What is being asked: Retype the whole listing verbatim and keep the pictures out of it.

+--

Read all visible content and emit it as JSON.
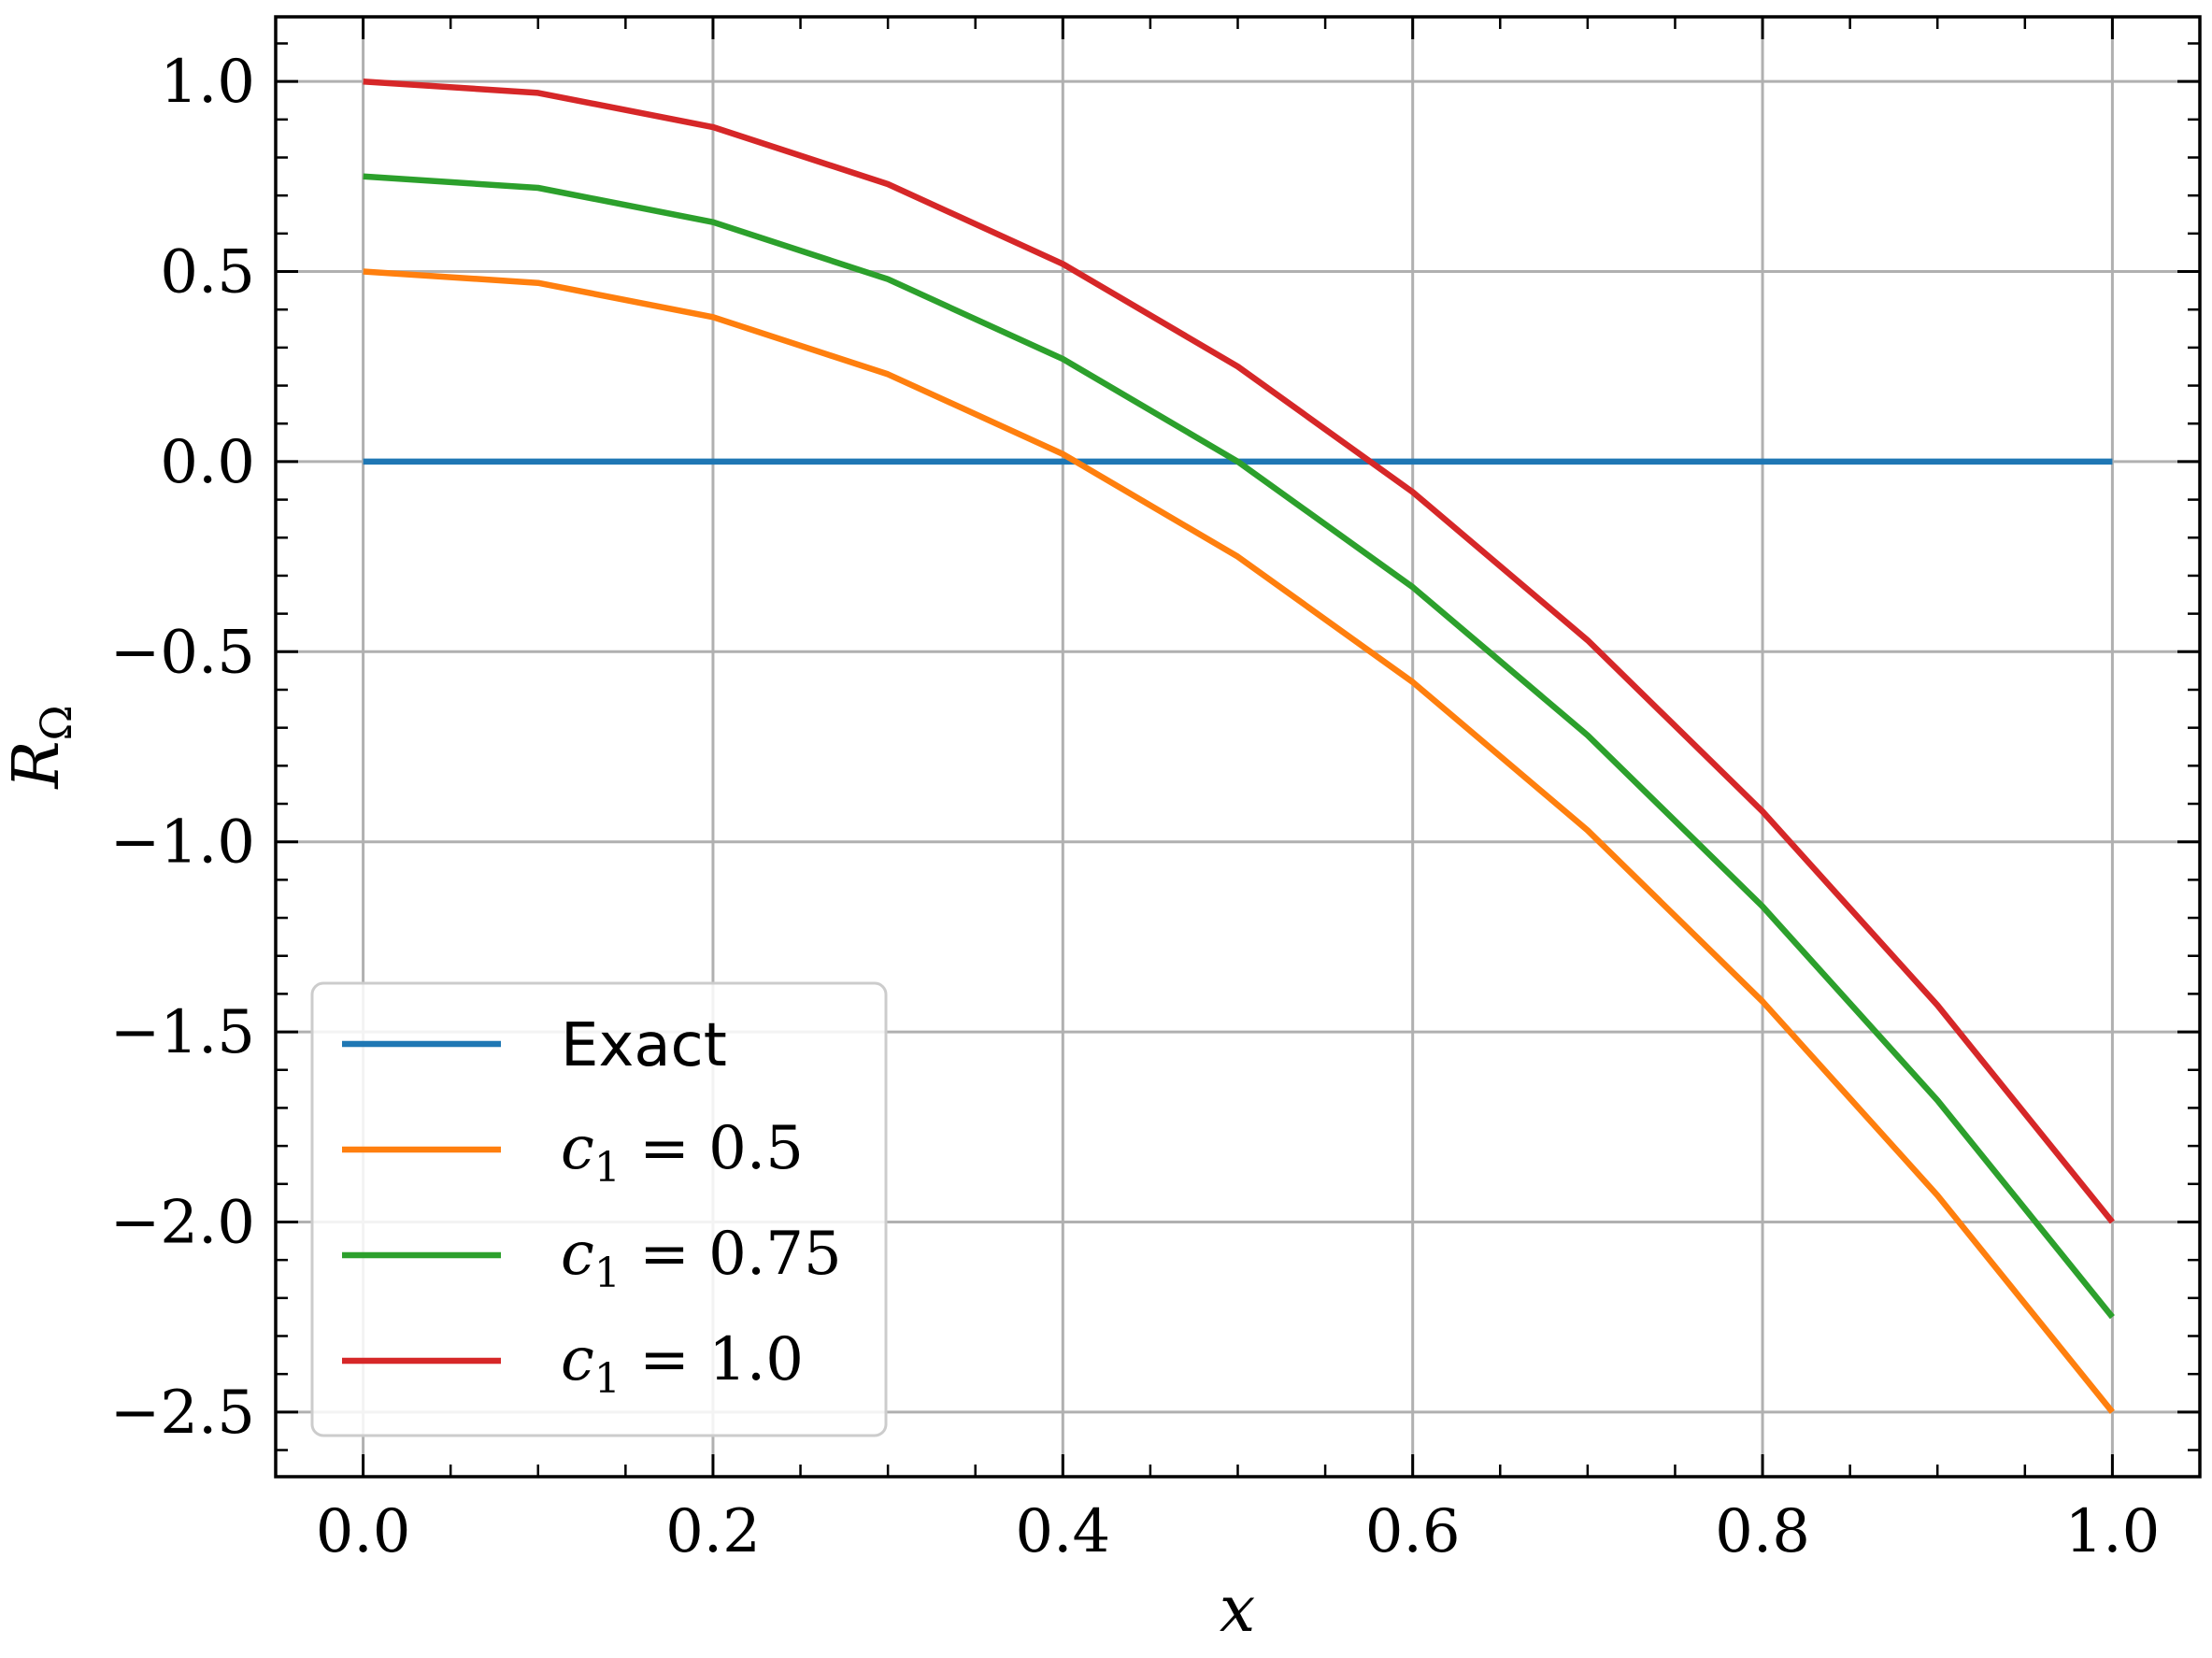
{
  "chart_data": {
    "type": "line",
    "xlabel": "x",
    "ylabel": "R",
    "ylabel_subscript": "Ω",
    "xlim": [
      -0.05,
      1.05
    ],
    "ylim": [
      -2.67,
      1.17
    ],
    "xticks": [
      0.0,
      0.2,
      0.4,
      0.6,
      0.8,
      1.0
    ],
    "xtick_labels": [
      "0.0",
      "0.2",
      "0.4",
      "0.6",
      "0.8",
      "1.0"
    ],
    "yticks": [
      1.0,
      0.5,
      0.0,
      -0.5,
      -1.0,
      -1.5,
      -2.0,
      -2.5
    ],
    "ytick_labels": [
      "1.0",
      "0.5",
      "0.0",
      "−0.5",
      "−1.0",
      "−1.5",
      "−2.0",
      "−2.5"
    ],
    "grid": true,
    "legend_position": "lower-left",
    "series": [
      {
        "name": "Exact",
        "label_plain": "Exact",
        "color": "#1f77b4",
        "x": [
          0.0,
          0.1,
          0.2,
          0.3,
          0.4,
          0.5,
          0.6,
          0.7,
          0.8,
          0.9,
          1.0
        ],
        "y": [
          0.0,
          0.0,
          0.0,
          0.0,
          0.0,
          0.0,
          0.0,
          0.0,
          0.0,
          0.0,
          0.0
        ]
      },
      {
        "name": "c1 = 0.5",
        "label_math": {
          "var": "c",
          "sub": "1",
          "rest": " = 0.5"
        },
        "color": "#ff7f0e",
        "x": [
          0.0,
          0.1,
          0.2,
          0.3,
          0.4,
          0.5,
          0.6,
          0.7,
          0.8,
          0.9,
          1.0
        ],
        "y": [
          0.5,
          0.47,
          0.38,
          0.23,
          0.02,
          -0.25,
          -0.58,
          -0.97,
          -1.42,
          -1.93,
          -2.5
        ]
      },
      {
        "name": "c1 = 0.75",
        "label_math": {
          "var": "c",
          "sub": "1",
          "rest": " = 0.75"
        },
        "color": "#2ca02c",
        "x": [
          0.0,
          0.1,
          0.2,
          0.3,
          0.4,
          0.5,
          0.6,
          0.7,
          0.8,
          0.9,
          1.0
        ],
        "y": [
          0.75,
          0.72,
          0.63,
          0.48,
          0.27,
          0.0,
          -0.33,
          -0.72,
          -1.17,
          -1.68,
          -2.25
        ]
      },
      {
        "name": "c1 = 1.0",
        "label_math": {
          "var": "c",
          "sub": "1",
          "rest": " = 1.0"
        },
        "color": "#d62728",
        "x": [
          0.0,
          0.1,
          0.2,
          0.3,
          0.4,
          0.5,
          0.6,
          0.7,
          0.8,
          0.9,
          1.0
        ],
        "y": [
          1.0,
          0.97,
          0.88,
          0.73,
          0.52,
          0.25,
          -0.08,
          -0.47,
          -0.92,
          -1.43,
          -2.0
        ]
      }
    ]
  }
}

+--

Written reply:
Read all visible content and emit it as JSON.
{
  "chart_data": {
    "type": "line",
    "xlabel": "x",
    "ylabel": "R",
    "ylabel_subscript": "Ω",
    "xlim": [
      -0.05,
      1.05
    ],
    "ylim": [
      -2.67,
      1.17
    ],
    "xticks": [
      0.0,
      0.2,
      0.4,
      0.6,
      0.8,
      1.0
    ],
    "xtick_labels": [
      "0.0",
      "0.2",
      "0.4",
      "0.6",
      "0.8",
      "1.0"
    ],
    "yticks": [
      1.0,
      0.5,
      0.0,
      -0.5,
      -1.0,
      -1.5,
      -2.0,
      -2.5
    ],
    "ytick_labels": [
      "1.0",
      "0.5",
      "0.0",
      "−0.5",
      "−1.0",
      "−1.5",
      "−2.0",
      "−2.5"
    ],
    "grid": true,
    "legend_position": "lower-left",
    "series": [
      {
        "name": "Exact",
        "label_plain": "Exact",
        "color": "#1f77b4",
        "x": [
          0.0,
          0.1,
          0.2,
          0.3,
          0.4,
          0.5,
          0.6,
          0.7,
          0.8,
          0.9,
          1.0
        ],
        "y": [
          0.0,
          0.0,
          0.0,
          0.0,
          0.0,
          0.0,
          0.0,
          0.0,
          0.0,
          0.0,
          0.0
        ]
      },
      {
        "name": "c1 = 0.5",
        "label_math": {
          "var": "c",
          "sub": "1",
          "rest": " = 0.5"
        },
        "color": "#ff7f0e",
        "x": [
          0.0,
          0.1,
          0.2,
          0.3,
          0.4,
          0.5,
          0.6,
          0.7,
          0.8,
          0.9,
          1.0
        ],
        "y": [
          0.5,
          0.47,
          0.38,
          0.23,
          0.02,
          -0.25,
          -0.58,
          -0.97,
          -1.42,
          -1.93,
          -2.5
        ]
      },
      {
        "name": "c1 = 0.75",
        "label_math": {
          "var": "c",
          "sub": "1",
          "rest": " = 0.75"
        },
        "color": "#2ca02c",
        "x": [
          0.0,
          0.1,
          0.2,
          0.3,
          0.4,
          0.5,
          0.6,
          0.7,
          0.8,
          0.9,
          1.0
        ],
        "y": [
          0.75,
          0.72,
          0.63,
          0.48,
          0.27,
          0.0,
          -0.33,
          -0.72,
          -1.17,
          -1.68,
          -2.25
        ]
      },
      {
        "name": "c1 = 1.0",
        "label_math": {
          "var": "c",
          "sub": "1",
          "rest": " = 1.0"
        },
        "color": "#d62728",
        "x": [
          0.0,
          0.1,
          0.2,
          0.3,
          0.4,
          0.5,
          0.6,
          0.7,
          0.8,
          0.9,
          1.0
        ],
        "y": [
          1.0,
          0.97,
          0.88,
          0.73,
          0.52,
          0.25,
          -0.08,
          -0.47,
          -0.92,
          -1.43,
          -2.0
        ]
      }
    ]
  }
}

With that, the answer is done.